> **REQUIRED TASK**
Return the lines where the word "งเสร" occurs.

─── RECORDS FOR THIS EXERCISE

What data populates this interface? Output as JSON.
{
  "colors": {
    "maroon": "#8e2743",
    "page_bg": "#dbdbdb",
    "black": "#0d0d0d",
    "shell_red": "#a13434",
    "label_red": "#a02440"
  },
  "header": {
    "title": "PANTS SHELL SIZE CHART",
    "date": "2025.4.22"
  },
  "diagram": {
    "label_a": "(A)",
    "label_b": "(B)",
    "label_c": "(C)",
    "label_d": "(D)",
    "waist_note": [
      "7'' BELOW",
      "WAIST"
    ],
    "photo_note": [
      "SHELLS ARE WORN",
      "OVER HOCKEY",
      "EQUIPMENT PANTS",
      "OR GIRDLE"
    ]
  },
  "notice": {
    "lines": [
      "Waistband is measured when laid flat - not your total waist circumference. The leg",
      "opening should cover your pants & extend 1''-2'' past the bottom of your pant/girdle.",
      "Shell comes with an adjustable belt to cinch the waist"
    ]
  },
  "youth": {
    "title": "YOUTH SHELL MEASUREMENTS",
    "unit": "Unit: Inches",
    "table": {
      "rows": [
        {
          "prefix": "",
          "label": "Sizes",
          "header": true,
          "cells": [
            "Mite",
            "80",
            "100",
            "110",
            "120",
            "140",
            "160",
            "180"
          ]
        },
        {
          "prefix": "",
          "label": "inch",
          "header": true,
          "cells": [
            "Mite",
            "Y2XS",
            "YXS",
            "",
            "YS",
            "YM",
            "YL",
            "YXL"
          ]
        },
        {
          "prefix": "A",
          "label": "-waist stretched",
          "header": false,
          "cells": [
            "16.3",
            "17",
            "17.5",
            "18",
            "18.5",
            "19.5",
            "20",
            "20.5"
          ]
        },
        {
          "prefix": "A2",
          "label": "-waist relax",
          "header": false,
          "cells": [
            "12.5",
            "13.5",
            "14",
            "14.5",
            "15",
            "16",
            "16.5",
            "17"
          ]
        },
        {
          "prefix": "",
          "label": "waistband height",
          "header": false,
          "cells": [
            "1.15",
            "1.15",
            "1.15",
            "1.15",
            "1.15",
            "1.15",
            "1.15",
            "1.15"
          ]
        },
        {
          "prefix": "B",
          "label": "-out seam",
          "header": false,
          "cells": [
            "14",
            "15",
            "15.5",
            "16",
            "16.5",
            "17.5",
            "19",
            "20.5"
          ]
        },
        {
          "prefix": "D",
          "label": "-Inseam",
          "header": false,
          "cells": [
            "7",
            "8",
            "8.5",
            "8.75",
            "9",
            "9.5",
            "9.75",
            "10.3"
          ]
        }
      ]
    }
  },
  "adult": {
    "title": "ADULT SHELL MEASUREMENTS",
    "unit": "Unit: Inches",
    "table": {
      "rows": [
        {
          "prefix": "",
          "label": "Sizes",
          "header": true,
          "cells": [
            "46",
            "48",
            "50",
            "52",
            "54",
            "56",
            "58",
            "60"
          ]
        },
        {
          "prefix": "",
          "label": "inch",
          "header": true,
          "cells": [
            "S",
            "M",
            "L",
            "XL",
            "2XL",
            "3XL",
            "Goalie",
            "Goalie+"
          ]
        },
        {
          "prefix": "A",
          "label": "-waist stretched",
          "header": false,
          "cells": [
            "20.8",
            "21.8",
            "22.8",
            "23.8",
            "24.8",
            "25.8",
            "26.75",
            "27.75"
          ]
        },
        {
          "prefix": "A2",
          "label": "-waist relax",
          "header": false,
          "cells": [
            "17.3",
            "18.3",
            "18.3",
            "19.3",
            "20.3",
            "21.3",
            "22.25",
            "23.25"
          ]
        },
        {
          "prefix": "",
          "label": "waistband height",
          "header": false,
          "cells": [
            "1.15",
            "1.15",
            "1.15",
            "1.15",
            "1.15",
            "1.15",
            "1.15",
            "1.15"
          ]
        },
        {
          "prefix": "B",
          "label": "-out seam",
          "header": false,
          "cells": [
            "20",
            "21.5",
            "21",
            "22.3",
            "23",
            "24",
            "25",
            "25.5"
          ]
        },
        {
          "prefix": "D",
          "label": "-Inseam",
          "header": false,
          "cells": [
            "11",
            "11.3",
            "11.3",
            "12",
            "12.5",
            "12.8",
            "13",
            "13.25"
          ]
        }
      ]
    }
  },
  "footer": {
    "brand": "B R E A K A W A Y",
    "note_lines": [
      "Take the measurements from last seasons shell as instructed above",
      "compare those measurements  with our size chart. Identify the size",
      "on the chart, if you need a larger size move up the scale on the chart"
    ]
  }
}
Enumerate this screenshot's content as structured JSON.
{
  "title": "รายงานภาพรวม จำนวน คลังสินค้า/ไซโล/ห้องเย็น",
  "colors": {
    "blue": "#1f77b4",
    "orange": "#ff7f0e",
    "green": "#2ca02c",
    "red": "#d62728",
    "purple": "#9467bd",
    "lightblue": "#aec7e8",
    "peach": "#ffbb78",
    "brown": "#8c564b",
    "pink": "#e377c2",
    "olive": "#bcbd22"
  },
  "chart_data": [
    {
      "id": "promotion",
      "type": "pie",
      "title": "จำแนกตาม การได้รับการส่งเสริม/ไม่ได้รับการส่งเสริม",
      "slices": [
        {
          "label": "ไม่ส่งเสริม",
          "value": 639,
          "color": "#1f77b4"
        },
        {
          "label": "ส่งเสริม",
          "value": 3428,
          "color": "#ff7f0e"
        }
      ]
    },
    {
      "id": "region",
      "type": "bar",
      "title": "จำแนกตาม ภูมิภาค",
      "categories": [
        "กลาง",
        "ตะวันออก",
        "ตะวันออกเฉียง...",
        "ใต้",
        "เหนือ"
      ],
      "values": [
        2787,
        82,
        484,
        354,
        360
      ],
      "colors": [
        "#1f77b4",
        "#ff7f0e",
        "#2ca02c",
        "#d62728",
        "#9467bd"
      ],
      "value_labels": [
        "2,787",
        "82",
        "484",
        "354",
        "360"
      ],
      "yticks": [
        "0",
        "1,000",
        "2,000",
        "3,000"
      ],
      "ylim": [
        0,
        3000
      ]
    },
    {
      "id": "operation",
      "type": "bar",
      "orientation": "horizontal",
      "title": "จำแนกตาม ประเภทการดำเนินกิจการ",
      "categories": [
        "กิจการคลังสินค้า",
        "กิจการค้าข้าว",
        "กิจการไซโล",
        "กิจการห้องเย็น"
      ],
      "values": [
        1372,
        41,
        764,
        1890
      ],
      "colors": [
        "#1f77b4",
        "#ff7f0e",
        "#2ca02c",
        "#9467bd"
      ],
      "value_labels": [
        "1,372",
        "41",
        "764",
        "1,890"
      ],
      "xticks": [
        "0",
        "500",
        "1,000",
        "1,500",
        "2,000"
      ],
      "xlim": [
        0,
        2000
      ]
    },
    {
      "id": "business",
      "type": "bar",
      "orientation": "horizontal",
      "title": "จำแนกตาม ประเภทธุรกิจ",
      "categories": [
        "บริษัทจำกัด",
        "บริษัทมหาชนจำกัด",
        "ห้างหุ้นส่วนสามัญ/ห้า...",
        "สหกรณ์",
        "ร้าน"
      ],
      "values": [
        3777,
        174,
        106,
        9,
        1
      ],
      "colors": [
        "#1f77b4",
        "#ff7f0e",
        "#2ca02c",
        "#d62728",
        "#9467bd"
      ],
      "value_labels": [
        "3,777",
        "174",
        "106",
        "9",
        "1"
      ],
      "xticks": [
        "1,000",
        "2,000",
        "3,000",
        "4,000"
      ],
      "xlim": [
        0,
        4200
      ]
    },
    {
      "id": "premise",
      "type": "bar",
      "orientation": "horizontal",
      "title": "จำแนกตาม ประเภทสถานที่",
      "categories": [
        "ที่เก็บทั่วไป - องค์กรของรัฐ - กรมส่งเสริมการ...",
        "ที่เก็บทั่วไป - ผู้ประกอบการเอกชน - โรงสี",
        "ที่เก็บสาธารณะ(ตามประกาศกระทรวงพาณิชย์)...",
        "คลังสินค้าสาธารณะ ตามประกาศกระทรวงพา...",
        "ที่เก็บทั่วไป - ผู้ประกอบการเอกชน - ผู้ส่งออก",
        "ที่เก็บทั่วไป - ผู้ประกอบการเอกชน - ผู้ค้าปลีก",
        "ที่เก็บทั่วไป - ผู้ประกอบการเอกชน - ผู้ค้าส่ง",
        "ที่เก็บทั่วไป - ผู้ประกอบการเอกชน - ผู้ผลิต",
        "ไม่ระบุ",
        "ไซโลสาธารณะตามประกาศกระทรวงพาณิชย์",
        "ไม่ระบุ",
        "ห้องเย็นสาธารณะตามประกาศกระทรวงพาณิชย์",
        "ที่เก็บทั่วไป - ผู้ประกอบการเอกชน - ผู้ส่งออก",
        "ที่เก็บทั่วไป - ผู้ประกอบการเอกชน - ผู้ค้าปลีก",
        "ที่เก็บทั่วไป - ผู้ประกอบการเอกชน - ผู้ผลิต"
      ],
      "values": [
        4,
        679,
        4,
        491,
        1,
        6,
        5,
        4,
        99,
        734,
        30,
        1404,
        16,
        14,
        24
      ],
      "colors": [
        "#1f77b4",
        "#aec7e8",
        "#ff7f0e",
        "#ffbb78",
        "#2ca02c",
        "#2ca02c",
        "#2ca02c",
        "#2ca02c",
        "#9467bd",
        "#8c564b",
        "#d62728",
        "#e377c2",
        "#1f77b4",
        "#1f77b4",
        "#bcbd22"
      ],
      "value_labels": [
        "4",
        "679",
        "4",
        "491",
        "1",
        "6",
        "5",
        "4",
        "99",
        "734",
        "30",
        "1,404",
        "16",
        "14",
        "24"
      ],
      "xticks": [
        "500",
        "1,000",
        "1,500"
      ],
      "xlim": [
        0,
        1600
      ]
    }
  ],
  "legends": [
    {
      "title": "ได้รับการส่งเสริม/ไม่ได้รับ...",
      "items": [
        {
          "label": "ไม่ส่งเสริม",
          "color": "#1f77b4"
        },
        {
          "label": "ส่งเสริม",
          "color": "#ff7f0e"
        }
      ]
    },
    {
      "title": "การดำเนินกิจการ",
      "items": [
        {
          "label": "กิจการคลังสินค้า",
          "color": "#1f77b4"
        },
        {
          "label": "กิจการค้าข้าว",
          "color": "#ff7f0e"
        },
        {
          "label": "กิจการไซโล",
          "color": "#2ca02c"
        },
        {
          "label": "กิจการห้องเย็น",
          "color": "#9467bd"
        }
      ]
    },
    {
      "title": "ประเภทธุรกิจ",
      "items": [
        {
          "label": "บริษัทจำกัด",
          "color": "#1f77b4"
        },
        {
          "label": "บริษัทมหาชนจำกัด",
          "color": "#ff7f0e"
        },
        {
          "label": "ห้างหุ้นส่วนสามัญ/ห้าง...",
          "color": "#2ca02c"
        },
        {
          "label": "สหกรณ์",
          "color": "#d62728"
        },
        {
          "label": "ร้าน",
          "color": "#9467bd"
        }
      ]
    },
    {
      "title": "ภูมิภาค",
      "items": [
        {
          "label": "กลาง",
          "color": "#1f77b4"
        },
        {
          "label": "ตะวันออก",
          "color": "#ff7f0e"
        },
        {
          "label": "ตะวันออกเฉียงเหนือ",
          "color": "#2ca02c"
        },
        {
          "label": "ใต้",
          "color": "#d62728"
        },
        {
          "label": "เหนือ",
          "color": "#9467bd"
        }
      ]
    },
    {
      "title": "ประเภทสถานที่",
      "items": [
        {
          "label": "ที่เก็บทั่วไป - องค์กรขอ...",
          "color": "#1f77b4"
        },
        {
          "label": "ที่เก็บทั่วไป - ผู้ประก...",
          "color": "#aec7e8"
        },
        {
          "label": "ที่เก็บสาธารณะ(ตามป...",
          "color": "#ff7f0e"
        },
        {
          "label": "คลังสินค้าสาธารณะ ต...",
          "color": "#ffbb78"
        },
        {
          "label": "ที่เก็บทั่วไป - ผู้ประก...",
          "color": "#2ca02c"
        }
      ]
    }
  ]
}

──────

> **RESULT OF THE EXERCISE**
      "title": "จำแนกตาม การได้รับการส่งเสริม/ไม่ได้รับการส่งเสริม",
          "label": "ไม่ส่งเสริม",
          "label": "ส่งเสริม",
        "ที่เก็บทั่วไป - องค์กรของรัฐ - กรมส่งเสริมการ...",
      "title": "ได้รับการส่งเสริม/ไม่ได้รับ...",
          "label": "ไม่ส่งเสริม",
          "label": "ส่งเสริม",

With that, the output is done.